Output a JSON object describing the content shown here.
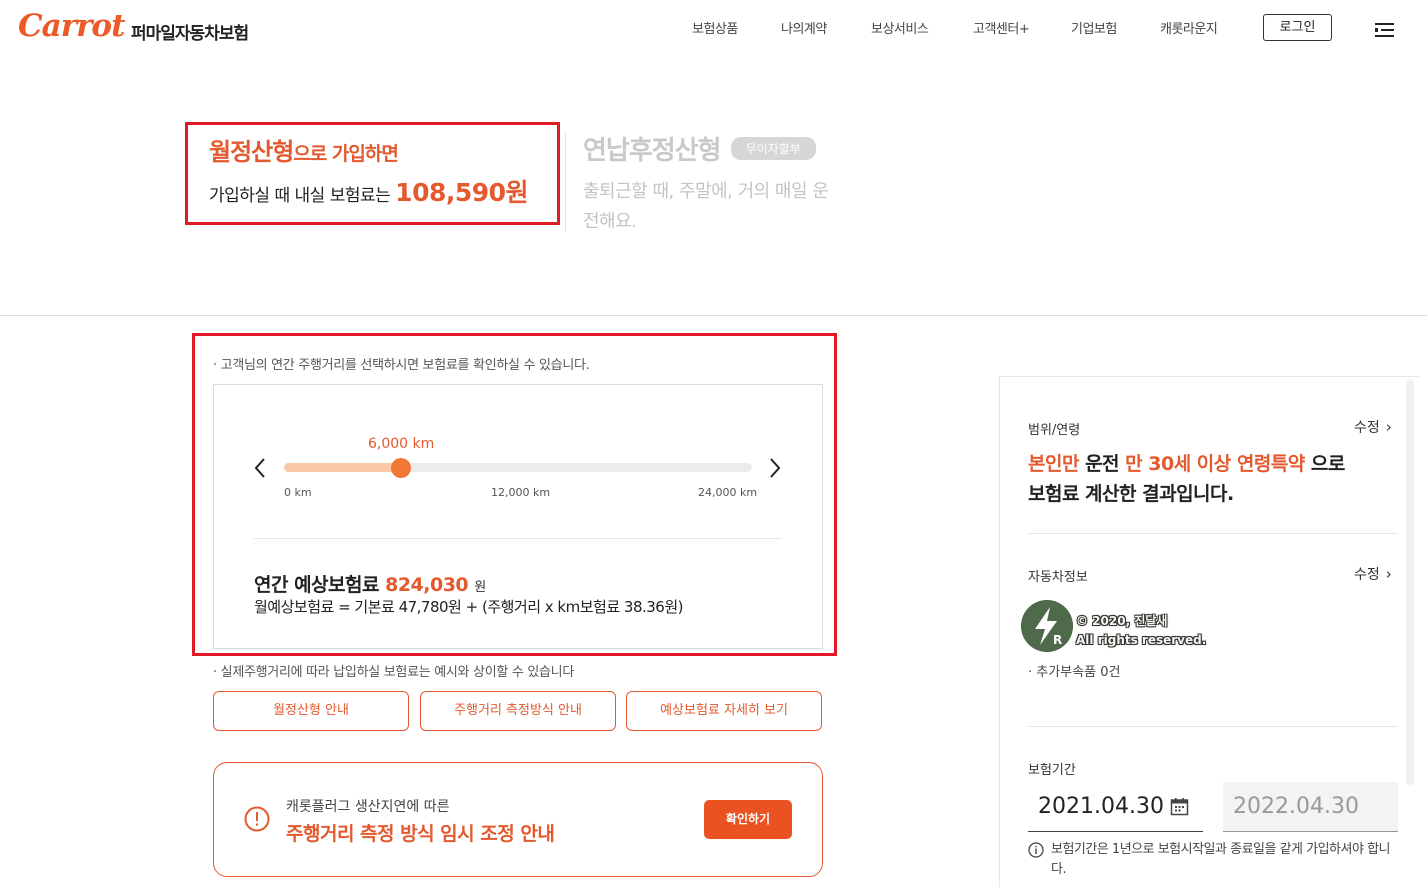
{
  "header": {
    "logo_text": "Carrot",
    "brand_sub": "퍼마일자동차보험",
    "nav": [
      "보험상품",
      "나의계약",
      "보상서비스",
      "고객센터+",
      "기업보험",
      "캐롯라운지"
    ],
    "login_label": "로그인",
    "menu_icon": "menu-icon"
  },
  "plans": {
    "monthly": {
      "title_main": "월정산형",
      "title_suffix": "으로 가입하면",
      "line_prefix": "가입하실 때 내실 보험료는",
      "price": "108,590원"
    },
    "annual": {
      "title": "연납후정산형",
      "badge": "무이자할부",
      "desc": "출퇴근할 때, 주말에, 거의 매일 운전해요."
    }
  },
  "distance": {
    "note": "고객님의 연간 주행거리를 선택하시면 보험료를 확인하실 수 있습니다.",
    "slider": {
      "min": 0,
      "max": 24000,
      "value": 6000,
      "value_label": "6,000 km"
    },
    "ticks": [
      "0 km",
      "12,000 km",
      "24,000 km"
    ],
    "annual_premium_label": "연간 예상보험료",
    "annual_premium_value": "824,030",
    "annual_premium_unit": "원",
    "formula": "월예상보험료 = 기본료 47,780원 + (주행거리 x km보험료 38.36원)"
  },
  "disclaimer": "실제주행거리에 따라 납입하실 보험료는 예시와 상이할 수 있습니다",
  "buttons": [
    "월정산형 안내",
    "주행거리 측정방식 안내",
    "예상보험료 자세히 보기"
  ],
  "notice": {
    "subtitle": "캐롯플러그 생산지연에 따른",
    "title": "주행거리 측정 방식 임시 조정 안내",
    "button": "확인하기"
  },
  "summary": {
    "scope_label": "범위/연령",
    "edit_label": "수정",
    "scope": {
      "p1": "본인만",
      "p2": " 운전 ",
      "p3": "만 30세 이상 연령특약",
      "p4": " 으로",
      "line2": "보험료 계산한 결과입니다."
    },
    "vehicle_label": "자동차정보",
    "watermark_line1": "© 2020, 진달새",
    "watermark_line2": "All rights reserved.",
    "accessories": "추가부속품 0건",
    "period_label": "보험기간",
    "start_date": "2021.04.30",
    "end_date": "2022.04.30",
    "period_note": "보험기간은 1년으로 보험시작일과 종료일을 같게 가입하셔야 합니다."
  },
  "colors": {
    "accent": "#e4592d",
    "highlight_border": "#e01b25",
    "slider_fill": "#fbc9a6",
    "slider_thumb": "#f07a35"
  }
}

________

Omit all pictures while transcribing the entries verbatim.

» **Worked answer**:
Output a JSON object describing the content shown here.
{
  "header": {
    "logo_text": "Carrot",
    "brand_sub": "퍼마일자동차보험",
    "nav": [
      "보험상품",
      "나의계약",
      "보상서비스",
      "고객센터+",
      "기업보험",
      "캐롯라운지"
    ],
    "login_label": "로그인",
    "menu_icon": "menu-icon"
  },
  "plans": {
    "monthly": {
      "title_main": "월정산형",
      "title_suffix": "으로 가입하면",
      "line_prefix": "가입하실 때 내실 보험료는",
      "price": "108,590원"
    },
    "annual": {
      "title": "연납후정산형",
      "badge": "무이자할부",
      "desc": "출퇴근할 때, 주말에, 거의 매일 운전해요."
    }
  },
  "distance": {
    "note": "고객님의 연간 주행거리를 선택하시면 보험료를 확인하실 수 있습니다.",
    "slider": {
      "min": 0,
      "max": 24000,
      "value": 6000,
      "value_label": "6,000 km"
    },
    "ticks": [
      "0 km",
      "12,000 km",
      "24,000 km"
    ],
    "annual_premium_label": "연간 예상보험료",
    "annual_premium_value": "824,030",
    "annual_premium_unit": "원",
    "formula": "월예상보험료 = 기본료 47,780원 + (주행거리 x km보험료 38.36원)"
  },
  "disclaimer": "실제주행거리에 따라 납입하실 보험료는 예시와 상이할 수 있습니다",
  "buttons": [
    "월정산형 안내",
    "주행거리 측정방식 안내",
    "예상보험료 자세히 보기"
  ],
  "notice": {
    "subtitle": "캐롯플러그 생산지연에 따른",
    "title": "주행거리 측정 방식 임시 조정 안내",
    "button": "확인하기"
  },
  "summary": {
    "scope_label": "범위/연령",
    "edit_label": "수정",
    "scope": {
      "p1": "본인만",
      "p2": " 운전 ",
      "p3": "만 30세 이상 연령특약",
      "p4": " 으로",
      "line2": "보험료 계산한 결과입니다."
    },
    "vehicle_label": "자동차정보",
    "watermark_line1": "© 2020, 진달새",
    "watermark_line2": "All rights reserved.",
    "accessories": "추가부속품 0건",
    "period_label": "보험기간",
    "start_date": "2021.04.30",
    "end_date": "2022.04.30",
    "period_note": "보험기간은 1년으로 보험시작일과 종료일을 같게 가입하셔야 합니다."
  },
  "colors": {
    "accent": "#e4592d",
    "highlight_border": "#e01b25",
    "slider_fill": "#fbc9a6",
    "slider_thumb": "#f07a35"
  }
}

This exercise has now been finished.